─── LISTED ENTRIES
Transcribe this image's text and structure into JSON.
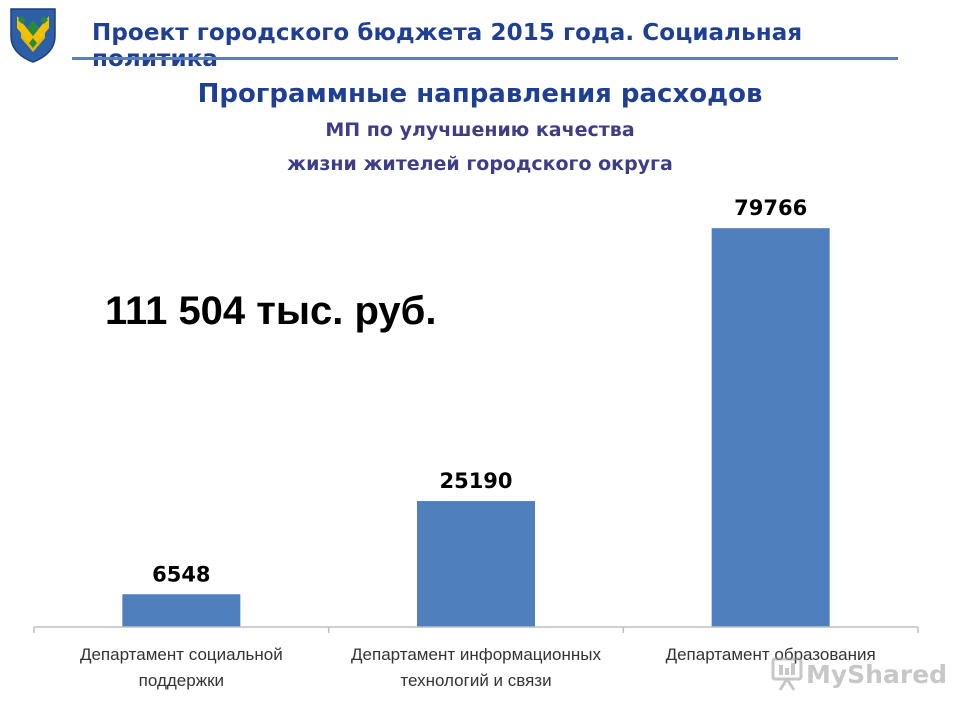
{
  "header": {
    "title": "Проект городского бюджета 2015 года. Социальная политика"
  },
  "logo": {
    "icon": "city-coat-of-arms-icon"
  },
  "main": {
    "title": "Программные направления расходов",
    "subtitle_line1": "МП по улучшению качества",
    "subtitle_line2": "жизни жителей городского округа",
    "total": "111 504 тыс. руб."
  },
  "chart_data": {
    "type": "bar",
    "categories": [
      [
        "Департамент социальной",
        "поддержки"
      ],
      [
        "Департамент информационных",
        "технологий и связи"
      ],
      [
        "Департамент образования"
      ]
    ],
    "values": [
      6548,
      25190,
      79766
    ],
    "data_labels": [
      "6548",
      "25190",
      "79766"
    ],
    "ylim": [
      0,
      80000
    ],
    "grid": false,
    "legend": "none",
    "bar_color": "#4f7fbd",
    "axis_color": "#bfbfbf"
  },
  "watermark": {
    "text": "MyShared",
    "icon": "presentation-board-icon"
  },
  "colors": {
    "title": "#1f3f95",
    "rule": "#5b7fbd",
    "bar": "#4f7fbd"
  }
}
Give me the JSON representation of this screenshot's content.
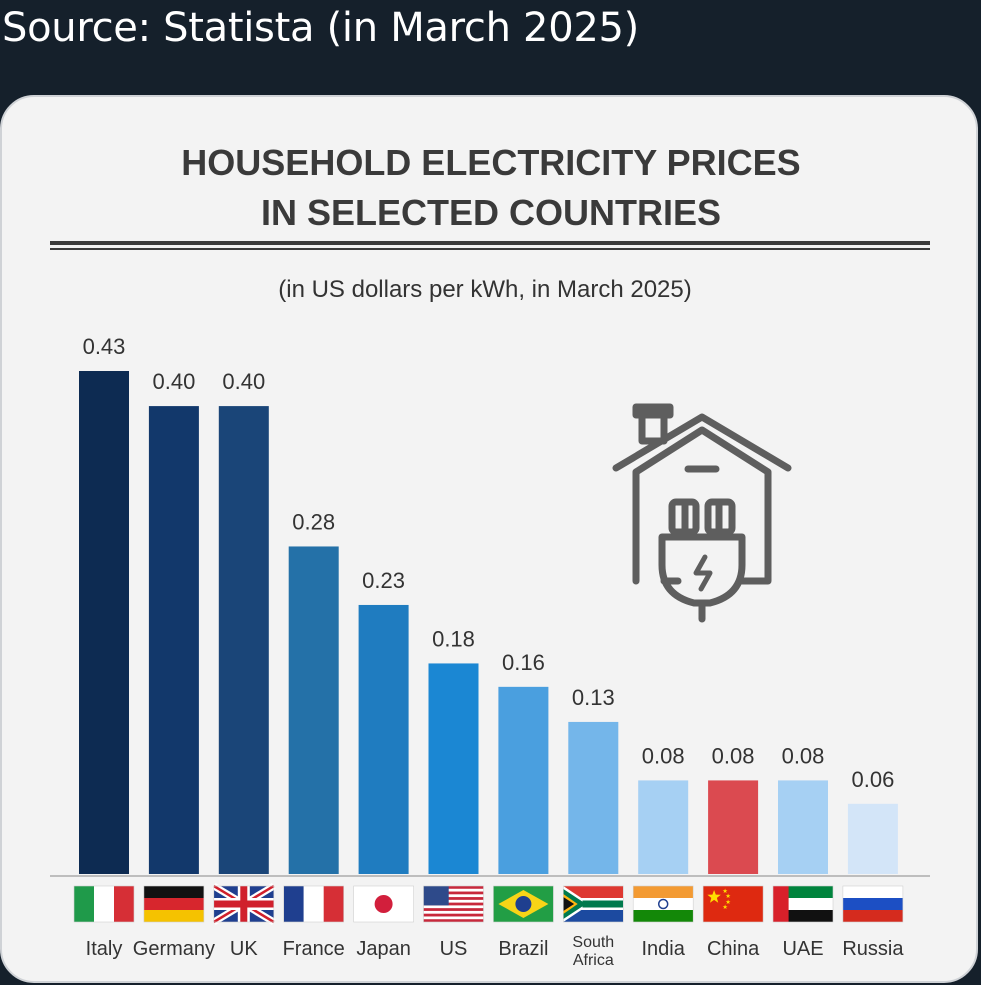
{
  "caption": "Source: Statista (in March 2025)",
  "chart_data": {
    "type": "bar",
    "title": [
      "HOUSEHOLD ELECTRICITY PRICES",
      "IN SELECTED COUNTRIES"
    ],
    "subtitle": "(in US dollars per kWh, in March 2025)",
    "categories": [
      "Italy",
      "Germany",
      "UK",
      "France",
      "Japan",
      "US",
      "Brazil",
      "South Africa",
      "India",
      "China",
      "UAE",
      "Russia"
    ],
    "category_lines": [
      [
        "Italy"
      ],
      [
        "Germany"
      ],
      [
        "UK"
      ],
      [
        "France"
      ],
      [
        "Japan"
      ],
      [
        "US"
      ],
      [
        "Brazil"
      ],
      [
        "South",
        "Africa"
      ],
      [
        "India"
      ],
      [
        "China"
      ],
      [
        "UAE"
      ],
      [
        "Russia"
      ]
    ],
    "values": [
      0.43,
      0.4,
      0.4,
      0.28,
      0.23,
      0.18,
      0.16,
      0.13,
      0.08,
      0.08,
      0.08,
      0.06
    ],
    "value_labels": [
      "0.43",
      "0.40",
      "0.40",
      "0.28",
      "0.23",
      "0.18",
      "0.16",
      "0.13",
      "0.08",
      "0.08",
      "0.08",
      "0.06"
    ],
    "bar_colors": [
      "#0d2b52",
      "#12386b",
      "#1a4578",
      "#2471a8",
      "#1f7cc0",
      "#1b87d3",
      "#4a9fdf",
      "#74b6ea",
      "#a6d0f3",
      "#db4a50",
      "#a6d0f3",
      "#d3e5f8"
    ],
    "value_label_colors": [
      "#333333",
      "#333333",
      "#333333",
      "#333333",
      "#333333",
      "#333333",
      "#333333",
      "#333333",
      "#333333",
      "#cc3d42",
      "#333333",
      "#333333"
    ],
    "ylim": [
      0,
      0.43
    ],
    "xlabel": "",
    "ylabel": "",
    "icon": "house-plug-icon"
  }
}
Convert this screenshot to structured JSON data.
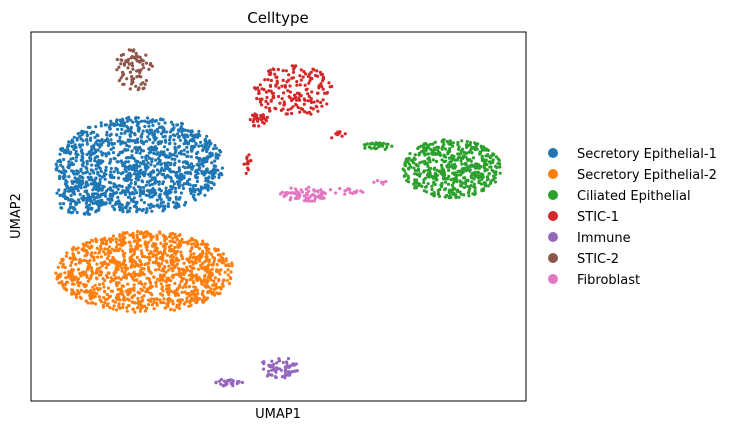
{
  "chart_data": {
    "type": "scatter",
    "title": "Celltype",
    "xlabel": "UMAP1",
    "ylabel": "UMAP2",
    "xlim": [
      0,
      100
    ],
    "ylim": [
      0,
      100
    ],
    "grid": false,
    "ticks": false,
    "legend_position": "right",
    "series": [
      {
        "name": "Secretory Epithelial-1",
        "color": "#1f77b4",
        "clusters": [
          {
            "cx": 22,
            "cy": 64,
            "rx": 17,
            "ry": 13,
            "n": 1250
          },
          {
            "cx": 10,
            "cy": 55,
            "rx": 5,
            "ry": 5,
            "n": 120
          }
        ]
      },
      {
        "name": "Secretory Epithelial-2",
        "color": "#ff7f0e",
        "clusters": [
          {
            "cx": 23,
            "cy": 35,
            "rx": 18,
            "ry": 11,
            "n": 1150
          }
        ]
      },
      {
        "name": "Ciliated Epithelial",
        "color": "#2ca02c",
        "clusters": [
          {
            "cx": 85,
            "cy": 63,
            "rx": 10,
            "ry": 8,
            "n": 520
          },
          {
            "cx": 70,
            "cy": 69,
            "rx": 3,
            "ry": 1,
            "n": 30
          }
        ]
      },
      {
        "name": "STIC-1",
        "color": "#d62728",
        "clusters": [
          {
            "cx": 53,
            "cy": 84,
            "rx": 8,
            "ry": 7,
            "n": 180
          },
          {
            "cx": 46,
            "cy": 76,
            "rx": 2,
            "ry": 2,
            "n": 30
          },
          {
            "cx": 44,
            "cy": 64,
            "rx": 1,
            "ry": 4,
            "n": 12
          },
          {
            "cx": 62,
            "cy": 72,
            "rx": 2,
            "ry": 1,
            "n": 10
          }
        ]
      },
      {
        "name": "Immune",
        "color": "#9467bd",
        "clusters": [
          {
            "cx": 50,
            "cy": 9,
            "rx": 4,
            "ry": 3,
            "n": 60
          },
          {
            "cx": 40,
            "cy": 5,
            "rx": 3,
            "ry": 1,
            "n": 25
          }
        ]
      },
      {
        "name": "STIC-2",
        "color": "#8c564b",
        "clusters": [
          {
            "cx": 21,
            "cy": 90,
            "rx": 4,
            "ry": 6,
            "n": 80
          }
        ]
      },
      {
        "name": "Fibroblast",
        "color": "#e377c2",
        "clusters": [
          {
            "cx": 55,
            "cy": 56,
            "rx": 5,
            "ry": 2,
            "n": 70
          },
          {
            "cx": 64,
            "cy": 57,
            "rx": 4,
            "ry": 1,
            "n": 15
          },
          {
            "cx": 70,
            "cy": 59,
            "rx": 2,
            "ry": 1,
            "n": 6
          }
        ]
      }
    ]
  }
}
──────
*TO BE DONE*. Copy all lines from the listing that contain "Epithelial".

*TASK ANSWER*.
        "name": "Secretory Epithelial-1",
        "name": "Secretory Epithelial-2",
        "name": "Ciliated Epithelial",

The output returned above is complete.